EXERCISE MATERIAL -
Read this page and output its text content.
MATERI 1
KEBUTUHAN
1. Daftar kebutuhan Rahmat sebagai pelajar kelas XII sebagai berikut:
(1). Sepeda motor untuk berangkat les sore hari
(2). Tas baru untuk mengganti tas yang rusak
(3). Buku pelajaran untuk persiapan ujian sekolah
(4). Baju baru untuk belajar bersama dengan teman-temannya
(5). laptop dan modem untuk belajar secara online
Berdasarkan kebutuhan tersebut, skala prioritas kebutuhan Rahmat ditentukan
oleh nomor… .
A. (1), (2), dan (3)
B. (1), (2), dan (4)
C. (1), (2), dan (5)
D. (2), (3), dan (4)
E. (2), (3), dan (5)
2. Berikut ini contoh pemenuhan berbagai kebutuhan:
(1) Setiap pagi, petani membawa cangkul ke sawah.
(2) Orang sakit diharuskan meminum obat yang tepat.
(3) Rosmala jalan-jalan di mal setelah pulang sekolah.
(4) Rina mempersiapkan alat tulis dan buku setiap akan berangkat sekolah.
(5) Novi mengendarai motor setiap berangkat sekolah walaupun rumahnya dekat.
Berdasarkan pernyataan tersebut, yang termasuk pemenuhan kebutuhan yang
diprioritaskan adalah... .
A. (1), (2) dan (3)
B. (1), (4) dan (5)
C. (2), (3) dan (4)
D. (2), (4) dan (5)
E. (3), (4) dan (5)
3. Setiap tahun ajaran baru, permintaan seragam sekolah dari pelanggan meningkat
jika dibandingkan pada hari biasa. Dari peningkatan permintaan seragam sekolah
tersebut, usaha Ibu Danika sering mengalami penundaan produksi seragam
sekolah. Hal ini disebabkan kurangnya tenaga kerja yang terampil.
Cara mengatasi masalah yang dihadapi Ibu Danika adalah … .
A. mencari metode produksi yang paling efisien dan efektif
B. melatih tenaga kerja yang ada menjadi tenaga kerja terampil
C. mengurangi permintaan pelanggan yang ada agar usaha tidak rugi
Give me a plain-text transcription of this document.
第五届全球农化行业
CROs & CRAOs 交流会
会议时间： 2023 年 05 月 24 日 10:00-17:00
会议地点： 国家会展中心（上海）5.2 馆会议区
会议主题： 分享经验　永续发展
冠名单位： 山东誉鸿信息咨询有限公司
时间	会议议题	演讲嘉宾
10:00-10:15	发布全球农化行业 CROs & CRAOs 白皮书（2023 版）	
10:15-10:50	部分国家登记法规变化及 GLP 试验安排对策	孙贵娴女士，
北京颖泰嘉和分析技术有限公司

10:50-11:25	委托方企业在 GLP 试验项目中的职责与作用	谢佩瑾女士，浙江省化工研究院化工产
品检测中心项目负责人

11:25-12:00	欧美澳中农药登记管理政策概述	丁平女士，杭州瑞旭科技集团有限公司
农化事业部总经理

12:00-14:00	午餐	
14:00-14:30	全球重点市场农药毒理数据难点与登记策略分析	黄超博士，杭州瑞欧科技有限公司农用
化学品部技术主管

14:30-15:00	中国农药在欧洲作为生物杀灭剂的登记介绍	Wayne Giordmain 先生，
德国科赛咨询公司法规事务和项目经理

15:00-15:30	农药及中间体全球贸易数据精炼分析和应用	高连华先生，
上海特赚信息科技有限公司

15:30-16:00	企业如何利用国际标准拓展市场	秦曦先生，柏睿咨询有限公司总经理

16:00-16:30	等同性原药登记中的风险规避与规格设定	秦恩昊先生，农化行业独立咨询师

PROBLEM STATEMENT - All of the lines above need to be given again exactly.

FINISHED EXERCISE -
Read this page and output its text content.
MATERI 1
KEBUTUHAN
1. Daftar kebutuhan Rahmat sebagai pelajar kelas XII sebagai berikut:
(1). Sepeda motor untuk berangkat les sore hari
(2). Tas baru untuk mengganti tas yang rusak
(3). Buku pelajaran untuk persiapan ujian sekolah
(4). Baju baru untuk belajar bersama dengan teman-temannya
(5). laptop dan modem untuk belajar secara online
Berdasarkan kebutuhan tersebut, skala prioritas kebutuhan Rahmat ditentukan
oleh nomor… .
A. (1), (2), dan (3)
B. (1), (2), dan (4)
C. (1), (2), dan (5)
D. (2), (3), dan (4)
E. (2), (3), dan (5)
2. Berikut ini contoh pemenuhan berbagai kebutuhan:
(1) Setiap pagi, petani membawa cangkul ke sawah.
(2) Orang sakit diharuskan meminum obat yang tepat.
(3) Rosmala jalan-jalan di mal setelah pulang sekolah.
(4) Rina mempersiapkan alat tulis dan buku setiap akan berangkat sekolah.
(5) Novi mengendarai motor setiap berangkat sekolah walaupun rumahnya dekat.
Berdasarkan pernyataan tersebut, yang termasuk pemenuhan kebutuhan yang
diprioritaskan adalah... .
A. (1), (2) dan (3)
B. (1), (4) dan (5)
C. (2), (3) dan (4)
D. (2), (4) dan (5)
E. (3), (4) dan (5)
3. Setiap tahun ajaran baru, permintaan seragam sekolah dari pelanggan meningkat
jika dibandingkan pada hari biasa. Dari peningkatan permintaan seragam sekolah
tersebut, usaha Ibu Danika sering mengalami penundaan produksi seragam
sekolah. Hal ini disebabkan kurangnya tenaga kerja yang terampil.
Cara mengatasi masalah yang dihadapi Ibu Danika adalah … .
A. mencari metode produksi yang paling efisien dan efektif
B. melatih tenaga kerja yang ada menjadi tenaga kerja terampil
C. mengurangi permintaan pelanggan yang ada agar usaha tidak rugi
Give me a plain-text transcription of this document.
第五届全球农化行业
CROs & CRAOs 交流会
会议时间： 2023 年 05 月 24 日 10:00-17:00
会议地点： 国家会展中心（上海）5.2 馆会议区
会议主题： 分享经验　永续发展
冠名单位： 山东誉鸿信息咨询有限公司
时间	会议议题	演讲嘉宾
10:00-10:15	发布全球农化行业 CROs & CRAOs 白皮书（2023 版）	
10:15-10:50	部分国家登记法规变化及 GLP 试验安排对策	孙贵娴女士，
北京颖泰嘉和分析技术有限公司

10:50-11:25	委托方企业在 GLP 试验项目中的职责与作用	谢佩瑾女士，浙江省化工研究院化工产
品检测中心项目负责人

11:25-12:00	欧美澳中农药登记管理政策概述	丁平女士，杭州瑞旭科技集团有限公司
农化事业部总经理

12:00-14:00	午餐	
14:00-14:30	全球重点市场农药毒理数据难点与登记策略分析	黄超博士，杭州瑞欧科技有限公司农用
化学品部技术主管

14:30-15:00	中国农药在欧洲作为生物杀灭剂的登记介绍	Wayne Giordmain 先生，
德国科赛咨询公司法规事务和项目经理

15:00-15:30	农药及中间体全球贸易数据精炼分析和应用	高连华先生，
上海特赚信息科技有限公司

15:30-16:00	企业如何利用国际标准拓展市场	秦曦先生，柏睿咨询有限公司总经理

16:00-16:30	等同性原药登记中的风险规避与规格设定	秦恩昊先生，农化行业独立咨询师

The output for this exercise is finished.